Work to complete:
**1.** Retype the part of the golf text that opens with the words containing "After years getting" and closes with "again. Who knows.".
**2.** Answer these questions from the golf text:
(a) How many wins did Great Britain and Ireland manage between 1935 and 1977, and in how many attempts?
(b) From what vantage point does the writer watch?
(c) Which two basic elements of the game does the American idea of golf seem to reward?
**3.** Proceed with the golf text, writing on from its last sentence.

[Opening Text excerpt section]

After years getting hammered by the United States (just one win in 18 attempts between 1935 and 1977), Great Britain and Ireland became Europe, broadening the selection criteria and working together to give the Americans a stiffer contest. It tickles me to wonder how many golf club bores – those who have held court on Brexit over a pint in the 19th hole bar for the past couple of years – were cheering on Italy’s Franceso Molinari or Spain’s Sergio Garcia or Jon Rahm or the numerous Scandinavians in the Europe team this weekend. Or perhaps, with confidence swollen by Europe’s successes in the past three decades, they now have a sense that Great Britain and Ireland could go it alone again. Who knows.

From my expert vantage point on the sofa, it seems that the Europeans have a greater sense of team spirit and co-operation. The Americans are a collection of individuals who barely seem to share in each other’s good moments or offer a consoling or encouraging word when things go wrong.

It was quite revealing, in a way. You could almost see the Americans getting frustrated that their combination of big-hitting off the tee and accuracy when playing into the greens was not paying off. Their idea of golf seems to be to reward the two most basic elements of the game – hitting it a long way and stopping the ball where it lands on the green. There’s less room for the unexpected. Creativity, sideways logic and ingenuity seem almost to be considered underhand tactics.

[Closing Text excerpt section]
[Opening Dataset entries section]

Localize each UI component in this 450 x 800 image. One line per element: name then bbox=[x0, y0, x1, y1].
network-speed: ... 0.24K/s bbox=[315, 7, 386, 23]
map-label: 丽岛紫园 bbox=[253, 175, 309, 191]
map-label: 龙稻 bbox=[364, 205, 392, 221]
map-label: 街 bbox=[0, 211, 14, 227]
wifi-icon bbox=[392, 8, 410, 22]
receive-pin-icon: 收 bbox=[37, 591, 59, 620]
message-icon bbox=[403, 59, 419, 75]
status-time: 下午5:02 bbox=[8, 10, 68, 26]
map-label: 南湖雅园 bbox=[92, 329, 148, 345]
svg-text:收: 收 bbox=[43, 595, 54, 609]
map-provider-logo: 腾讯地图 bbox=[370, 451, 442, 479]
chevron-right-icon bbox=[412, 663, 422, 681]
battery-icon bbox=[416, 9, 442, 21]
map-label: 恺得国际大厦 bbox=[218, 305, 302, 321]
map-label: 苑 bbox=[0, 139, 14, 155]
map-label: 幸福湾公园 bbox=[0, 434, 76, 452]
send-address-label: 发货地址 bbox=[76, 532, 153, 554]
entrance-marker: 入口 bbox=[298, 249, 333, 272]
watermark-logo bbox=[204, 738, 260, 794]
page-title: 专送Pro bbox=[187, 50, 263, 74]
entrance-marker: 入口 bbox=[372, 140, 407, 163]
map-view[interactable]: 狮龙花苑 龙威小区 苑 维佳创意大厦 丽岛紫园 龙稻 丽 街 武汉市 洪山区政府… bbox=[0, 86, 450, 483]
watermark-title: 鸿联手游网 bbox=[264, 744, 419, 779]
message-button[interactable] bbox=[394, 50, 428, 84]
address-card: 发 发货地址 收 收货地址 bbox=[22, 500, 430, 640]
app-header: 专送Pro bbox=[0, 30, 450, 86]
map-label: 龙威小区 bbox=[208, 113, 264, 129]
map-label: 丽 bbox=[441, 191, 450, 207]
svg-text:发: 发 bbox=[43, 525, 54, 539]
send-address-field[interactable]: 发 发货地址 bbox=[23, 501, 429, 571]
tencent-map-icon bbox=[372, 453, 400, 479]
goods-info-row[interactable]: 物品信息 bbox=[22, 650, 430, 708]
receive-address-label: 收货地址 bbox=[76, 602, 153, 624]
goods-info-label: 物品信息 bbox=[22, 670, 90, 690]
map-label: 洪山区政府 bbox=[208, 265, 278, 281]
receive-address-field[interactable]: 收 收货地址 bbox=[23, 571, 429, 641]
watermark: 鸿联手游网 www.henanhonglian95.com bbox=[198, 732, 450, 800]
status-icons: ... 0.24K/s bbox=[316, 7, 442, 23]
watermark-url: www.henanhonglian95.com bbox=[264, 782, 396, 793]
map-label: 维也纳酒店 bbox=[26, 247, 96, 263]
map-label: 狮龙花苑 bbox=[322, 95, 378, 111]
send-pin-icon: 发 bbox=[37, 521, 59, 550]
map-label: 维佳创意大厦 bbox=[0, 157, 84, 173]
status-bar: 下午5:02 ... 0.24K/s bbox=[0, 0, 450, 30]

[Closing Dataset entries section]

Task answers:
**1.**
After years getting hammered by the United States (just one win in 18 attempts between 1935 and 1977), Great Britain and Ireland became Europe, broadening the selection criteria and working together to give the Americans a stiffer contest. It tickles me to wonder how many golf club bores – those who have held court on Brexit over a pint in the 19th hole bar for the past couple of years – were cheering on Italy’s Franceso Molinari or Spain’s Sergio Garcia or Jon Rahm or the numerous Scandinavians in the Europe team this weekend. Or perhaps, with confidence swollen by Europe’s successes in the past three decades, they now have a sense that Great Britain and Ireland could go it alone again. Who knows.

**2.**
(a) One win in 18 attempts.
(b) The sofa.
(c) Hitting it a long way and stopping the ball where it lands on the green.

**3.**
The Ryder Cup was played on a deceptively tricky course near Paris and the Americans failed to adapt their game to the conditions. All weekend the course demanded they hit the fairway but they seemed to favour distance over accuracy. You could almost see them thinking, ‘I hit the ball further than this guy, so I should be winning.’

Dr Bob Rotella wrote a great guide to playing golf called ‘Golf Is Not A Game Of Perfect.’ The theme that runs through the whole book is the importance of taking the rough with the smooth and accepting that sometimes a perfectly struck shot will have a bad outcome. The ball may take a funny bounce and end up in the rough or a bunker. The opposite is also true. My own golfing experience tells me that a duffed iron shot that runs along the ground and comes to rest a few feet from the hole may not feel as satisfying as a sweetly struck one that flies through the air and lands delicately but the end result is the same. As they say, there’s no room for pretty pictures on the scorecard.

Rotella’s book is as much a self-help book as a golfing manual. It subtly teaches the reader to change his or her attitude to the game and, perhaps by extension, life. The message is, if you end up stuck behind the trees you can either sulk and whine about it or you can take your medicine and hack back out onto the fairway.

I am – or was – a terrible golfer. I haven’t played for years now but there was a period during which I was seduced by the game’s capricious charms. In that time, I learned a few uncomfortable truths about my own character, especially my inability to cope with injustice on the course, and I could throw the occasional tantrum.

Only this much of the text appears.